Every record below is to be retyped exactly.

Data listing
#####
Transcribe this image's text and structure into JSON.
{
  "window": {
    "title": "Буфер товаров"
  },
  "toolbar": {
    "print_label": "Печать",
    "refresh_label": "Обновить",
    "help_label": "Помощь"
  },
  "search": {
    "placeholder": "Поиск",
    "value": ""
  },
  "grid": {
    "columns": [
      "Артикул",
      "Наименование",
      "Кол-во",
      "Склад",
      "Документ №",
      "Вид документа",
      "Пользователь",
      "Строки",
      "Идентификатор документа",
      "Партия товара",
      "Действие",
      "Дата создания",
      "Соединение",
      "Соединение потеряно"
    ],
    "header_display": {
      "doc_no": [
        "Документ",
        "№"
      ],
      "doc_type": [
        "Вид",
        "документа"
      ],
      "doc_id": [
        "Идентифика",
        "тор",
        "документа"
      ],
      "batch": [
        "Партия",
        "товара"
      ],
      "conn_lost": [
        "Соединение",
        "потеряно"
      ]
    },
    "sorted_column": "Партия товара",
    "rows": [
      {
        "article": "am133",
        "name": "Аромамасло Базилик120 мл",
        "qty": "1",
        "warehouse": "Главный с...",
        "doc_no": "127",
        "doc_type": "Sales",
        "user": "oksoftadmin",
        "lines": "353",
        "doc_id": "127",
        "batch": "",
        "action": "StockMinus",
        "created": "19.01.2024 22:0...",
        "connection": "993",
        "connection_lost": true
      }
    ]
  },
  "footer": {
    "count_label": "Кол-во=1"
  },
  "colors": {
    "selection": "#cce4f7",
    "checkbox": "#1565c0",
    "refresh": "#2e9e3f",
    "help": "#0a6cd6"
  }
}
#####
COMPLETE RESPONSE:
Transcribe this image's text and structure into JSON.
{
  "window": {
    "title": "Буфер товаров"
  },
  "toolbar": {
    "print_label": "Печать",
    "refresh_label": "Обновить",
    "help_label": "Помощь"
  },
  "search": {
    "placeholder": "Поиск",
    "value": ""
  },
  "grid": {
    "columns": [
      "Артикул",
      "Наименование",
      "Кол-во",
      "Склад",
      "Документ №",
      "Вид документа",
      "Пользователь",
      "Строки",
      "Идентификатор документа",
      "Партия товара",
      "Действие",
      "Дата создания",
      "Соединение",
      "Соединение потеряно"
    ],
    "header_display": {
      "doc_no": [
        "Документ",
        "№"
      ],
      "doc_type": [
        "Вид",
        "документа"
      ],
      "doc_id": [
        "Идентифика",
        "тор",
        "документа"
      ],
      "batch": [
        "Партия",
        "товара"
      ],
      "conn_lost": [
        "Соединение",
        "потеряно"
      ]
    },
    "sorted_column": "Партия товара",
    "rows": [
      {
        "article": "am133",
        "name": "Аромамасло Базилик120 мл",
        "qty": "1",
        "warehouse": "Главный с...",
        "doc_no": "127",
        "doc_type": "Sales",
        "user": "oksoftadmin",
        "lines": "353",
        "doc_id": "127",
        "batch": "",
        "action": "StockMinus",
        "created": "19.01.2024 22:0...",
        "connection": "993",
        "connection_lost": true
      }
    ]
  },
  "footer": {
    "count_label": "Кол-во=1"
  },
  "colors": {
    "selection": "#cce4f7",
    "checkbox": "#1565c0",
    "refresh": "#2e9e3f",
    "help": "#0a6cd6"
  }
}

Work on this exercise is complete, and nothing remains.